____ DATASET
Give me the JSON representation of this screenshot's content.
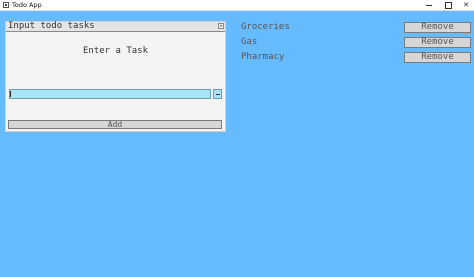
{
  "window": {
    "title": "Todo App",
    "close_glyph": "✕"
  },
  "input_panel": {
    "title": "Input todo tasks",
    "prompt": "Enter a Task",
    "input_value": "",
    "add_label": "Add"
  },
  "tasks": [
    {
      "label": "Groceries",
      "remove_label": "Remove"
    },
    {
      "label": "Gas",
      "remove_label": "Remove"
    },
    {
      "label": "Pharmacy",
      "remove_label": "Remove"
    }
  ],
  "colors": {
    "background": "#66bbff",
    "panel": "#f4f4f4",
    "input": "#a9e4f9",
    "button": "#d6d6d6"
  }
}
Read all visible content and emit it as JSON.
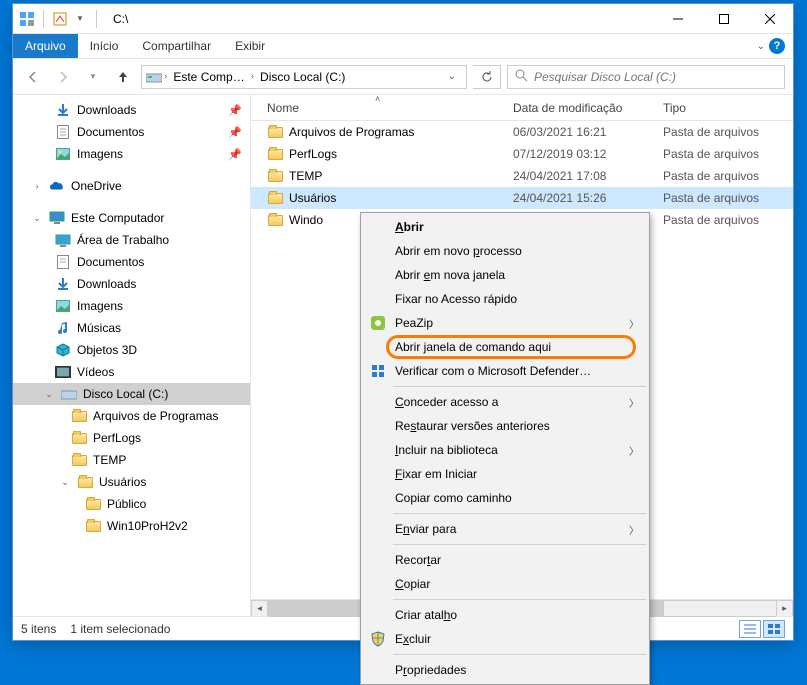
{
  "window": {
    "title": "C:\\"
  },
  "tabs": {
    "file": "Arquivo",
    "home": "Início",
    "share": "Compartilhar",
    "view": "Exibir"
  },
  "breadcrumb": {
    "item1": "Este Comp…",
    "item2": "Disco Local (C:)"
  },
  "search": {
    "placeholder": "Pesquisar Disco Local (C:)"
  },
  "columns": {
    "name": "Nome",
    "date": "Data de modificação",
    "type": "Tipo"
  },
  "nav": {
    "downloads": "Downloads",
    "documentos": "Documentos",
    "imagens": "Imagens",
    "onedrive": "OneDrive",
    "este_pc": "Este Computador",
    "desktop": "Área de Trabalho",
    "documentos2": "Documentos",
    "downloads2": "Downloads",
    "imagens2": "Imagens",
    "musicas": "Músicas",
    "objetos3d": "Objetos 3D",
    "videos": "Vídeos",
    "disco_c": "Disco Local (C:)",
    "arq_prog": "Arquivos de Programas",
    "perflogs": "PerfLogs",
    "temp": "TEMP",
    "usuarios": "Usuários",
    "publico": "Público",
    "winproh": "Win10ProH2v2"
  },
  "files": [
    {
      "name": "Arquivos de Programas",
      "date": "06/03/2021 16:21",
      "type": "Pasta de arquivos"
    },
    {
      "name": "PerfLogs",
      "date": "07/12/2019 03:12",
      "type": "Pasta de arquivos"
    },
    {
      "name": "TEMP",
      "date": "24/04/2021 17:08",
      "type": "Pasta de arquivos"
    },
    {
      "name": "Usuários",
      "date": "24/04/2021 15:26",
      "type": "Pasta de arquivos"
    },
    {
      "name": "Windo",
      "date": "",
      "type": "Pasta de arquivos"
    }
  ],
  "status": {
    "count": "5 itens",
    "selected": "1 item selecionado"
  },
  "ctx": {
    "open": "Abrir",
    "open_new_proc": "Abrir em novo processo",
    "open_new_win": "Abrir em nova janela",
    "pin_quick": "Fixar no Acesso rápido",
    "peazip": "PeaZip",
    "cmd_here": "Abrir janela de comando aqui",
    "defender": "Verificar com o Microsoft Defender…",
    "give_access": "Conceder acesso a",
    "restore": "Restaurar versões anteriores",
    "include_lib": "Incluir na biblioteca",
    "pin_start": "Fixar em Iniciar",
    "copy_path": "Copiar como caminho",
    "send_to": "Enviar para",
    "cut": "Recortar",
    "copy": "Copiar",
    "shortcut": "Criar atalho",
    "delete": "Excluir",
    "properties": "Propriedades"
  }
}
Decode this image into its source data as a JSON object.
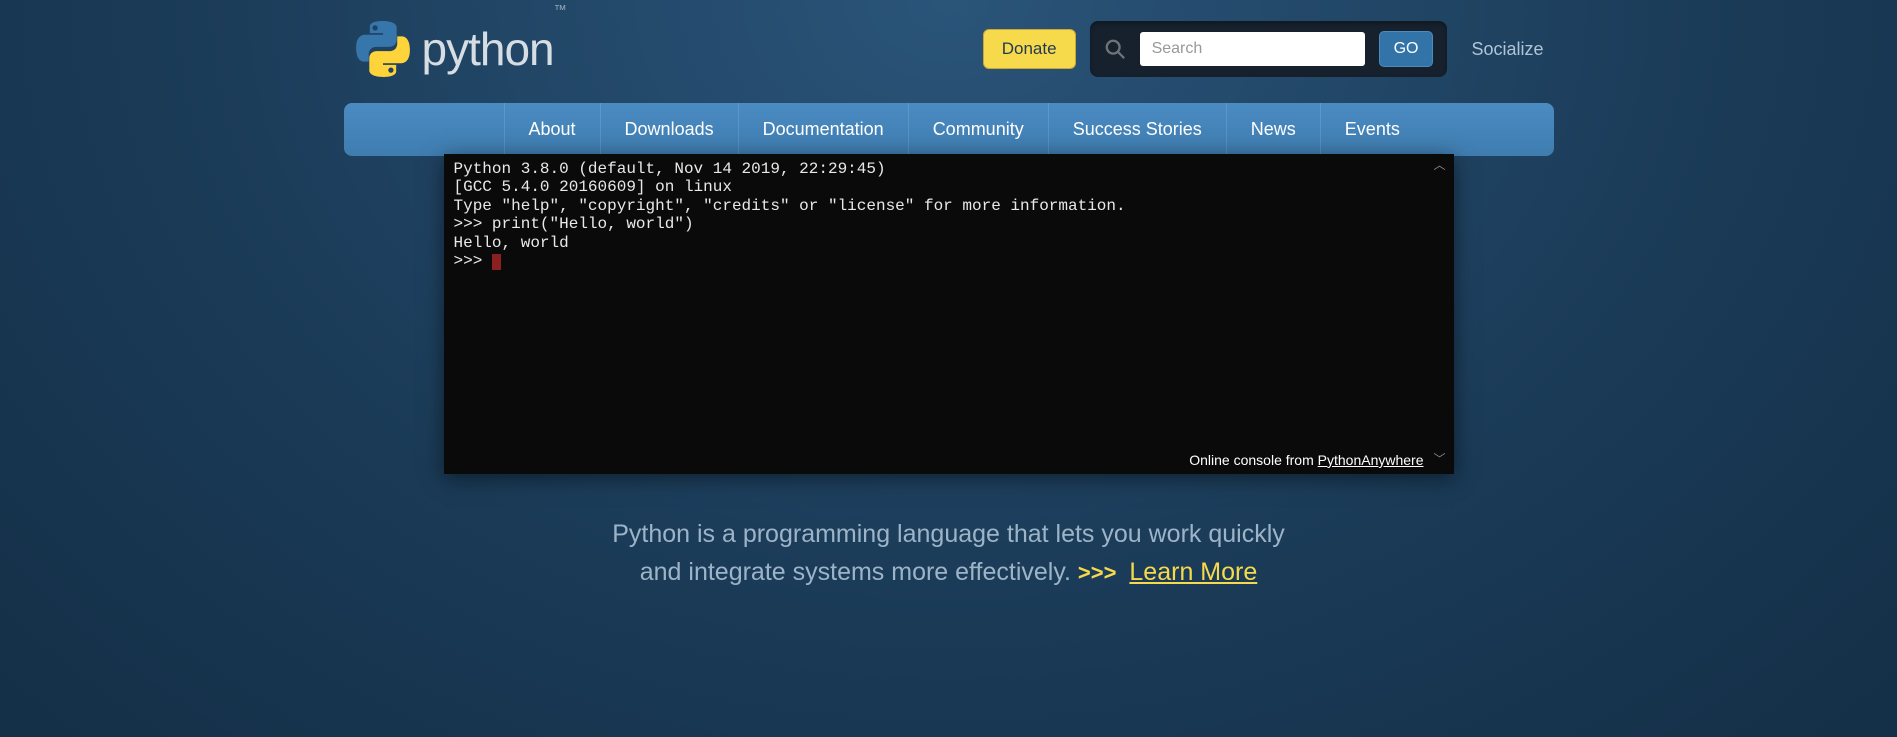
{
  "header": {
    "logo_text": "python",
    "tm": "™",
    "donate_label": "Donate",
    "search_placeholder": "Search",
    "go_label": "GO",
    "socialize_label": "Socialize"
  },
  "nav": {
    "items": [
      "About",
      "Downloads",
      "Documentation",
      "Community",
      "Success Stories",
      "News",
      "Events"
    ]
  },
  "console": {
    "lines": [
      "Python 3.8.0 (default, Nov 14 2019, 22:29:45)",
      "[GCC 5.4.0 20160609] on linux",
      "Type \"help\", \"copyright\", \"credits\" or \"license\" for more information.",
      ">>> print(\"Hello, world\")",
      "Hello, world",
      ">>> "
    ],
    "footer_prefix": "Online console from ",
    "footer_link": "PythonAnywhere"
  },
  "tagline": {
    "line1": "Python is a programming language that lets you work quickly",
    "line2_pre": "and integrate systems more effectively. ",
    "chevrons": ">>>",
    "learn_more": "Learn More"
  }
}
________
Pictures are to be left out; repeat all the remaining data exactly.

Give me the JSON representation of this screenshot's content.
{
  "window": {
    "title": "Todo App",
    "close_glyph": "✕"
  },
  "input_panel": {
    "title": "Input todo tasks",
    "prompt": "Enter a Task",
    "input_value": "",
    "add_label": "Add"
  },
  "tasks": [
    {
      "label": "Groceries",
      "remove_label": "Remove"
    },
    {
      "label": "Gas",
      "remove_label": "Remove"
    },
    {
      "label": "Pharmacy",
      "remove_label": "Remove"
    }
  ],
  "colors": {
    "background": "#66bbff",
    "panel": "#f4f4f4",
    "input": "#a9e4f9",
    "button": "#d6d6d6"
  }
}
Read all visible content and emit it as JSON.
{
  "window": {
    "title": "C:\\"
  },
  "tabs": {
    "file": "Arquivo",
    "home": "Início",
    "share": "Compartilhar",
    "view": "Exibir"
  },
  "breadcrumb": {
    "item1": "Este Comp…",
    "item2": "Disco Local (C:)"
  },
  "search": {
    "placeholder": "Pesquisar Disco Local (C:)"
  },
  "columns": {
    "name": "Nome",
    "date": "Data de modificação",
    "type": "Tipo"
  },
  "nav": {
    "downloads": "Downloads",
    "documentos": "Documentos",
    "imagens": "Imagens",
    "onedrive": "OneDrive",
    "este_pc": "Este Computador",
    "desktop": "Área de Trabalho",
    "documentos2": "Documentos",
    "downloads2": "Downloads",
    "imagens2": "Imagens",
    "musicas": "Músicas",
    "objetos3d": "Objetos 3D",
    "videos": "Vídeos",
    "disco_c": "Disco Local (C:)",
    "arq_prog": "Arquivos de Programas",
    "perflogs": "PerfLogs",
    "temp": "TEMP",
    "usuarios": "Usuários",
    "publico": "Público",
    "winproh": "Win10ProH2v2"
  },
  "files": [
    {
      "name": "Arquivos de Programas",
      "date": "06/03/2021 16:21",
      "type": "Pasta de arquivos"
    },
    {
      "name": "PerfLogs",
      "date": "07/12/2019 03:12",
      "type": "Pasta de arquivos"
    },
    {
      "name": "TEMP",
      "date": "24/04/2021 17:08",
      "type": "Pasta de arquivos"
    },
    {
      "name": "Usuários",
      "date": "24/04/2021 15:26",
      "type": "Pasta de arquivos"
    },
    {
      "name": "Windo",
      "date": "",
      "type": "Pasta de arquivos"
    }
  ],
  "status": {
    "count": "5 itens",
    "selected": "1 item selecionado"
  },
  "ctx": {
    "open": "Abrir",
    "open_new_proc": "Abrir em novo processo",
    "open_new_win": "Abrir em nova janela",
    "pin_quick": "Fixar no Acesso rápido",
    "peazip": "PeaZip",
    "cmd_here": "Abrir janela de comando aqui",
    "defender": "Verificar com o Microsoft Defender…",
    "give_access": "Conceder acesso a",
    "restore": "Restaurar versões anteriores",
    "include_lib": "Incluir na biblioteca",
    "pin_start": "Fixar em Iniciar",
    "copy_path": "Copiar como caminho",
    "send_to": "Enviar para",
    "cut": "Recortar",
    "copy": "Copiar",
    "shortcut": "Criar atalho",
    "delete": "Excluir",
    "properties": "Propriedades"
  }
}
Decode this image into its source data as a JSON object.
{
  "header": {
    "logo_text": "python",
    "tm": "™",
    "donate_label": "Donate",
    "search_placeholder": "Search",
    "go_label": "GO",
    "socialize_label": "Socialize"
  },
  "nav": {
    "items": [
      "About",
      "Downloads",
      "Documentation",
      "Community",
      "Success Stories",
      "News",
      "Events"
    ]
  },
  "console": {
    "lines": [
      "Python 3.8.0 (default, Nov 14 2019, 22:29:45)",
      "[GCC 5.4.0 20160609] on linux",
      "Type \"help\", \"copyright\", \"credits\" or \"license\" for more information.",
      ">>> print(\"Hello, world\")",
      "Hello, world",
      ">>> "
    ],
    "footer_prefix": "Online console from ",
    "footer_link": "PythonAnywhere"
  },
  "tagline": {
    "line1": "Python is a programming language that lets you work quickly",
    "line2_pre": "and integrate systems more effectively. ",
    "chevrons": ">>>",
    "learn_more": "Learn More"
  }
}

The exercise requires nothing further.